--- Selected extract ---

= Nanded railway division =

Railway division of India

Nanded railway division is one of the three railway divisions the jurisdiction of South Central Railway zone of the Indian Railways. This railway division was formed on 1 April 2003 and its headquarter is located at Nanded in the state of Maharashtra in India. Secunderabad railway division and Hyderabad railway division are the other railway divisions under SCR Zone headquartered at Secunderabad.

== Routes & Jurisdiction ==

| Section | Type of track | Traction | Distance |
|---|---|---|---|
| Mudkhed Jn-Hazur Sahib Nanded -Purna Junction -Parbhani Jn(B.G.) | Double | Electric | 81 km |
| Parbhani Jn-Chhatrapati Sambhajinagar railway station-Manmad Jn(excl) (B.G.) | Single | Electric | 290 km |
| Mudkhed Jn-Adilabad-Pimpal khuti(excl) (B.G.) | Single | Electric | 185 km |
| Parbhani Jn-Parli Vaijnath(excl) (B.G.) | Single | Electric | 64 km |
| Purna Junction -Akola Jn(excl)(B.G.) | Single | Electric | 208 km |
| Akola Jn(excl)-Akot(B.G.)-Khandwa Jn(excl)(Meter Gauge) | Single | Electric | 176 km |
| Total |  |  | 1001 km Route |

- Electrification of all the sections except akola-khandwa has been sanctioned and the work is under progress .

--- Dataset section ---

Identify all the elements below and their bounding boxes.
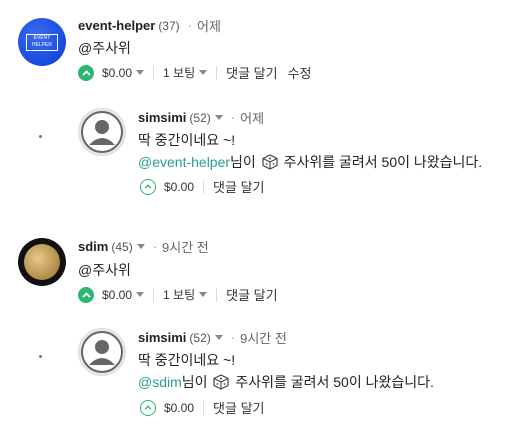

--- What is required ---
On what date was the Nanded railway division formed, according to the page on it? The data isn't needed for what follows.

--- Expected answer ---
1 April 2003.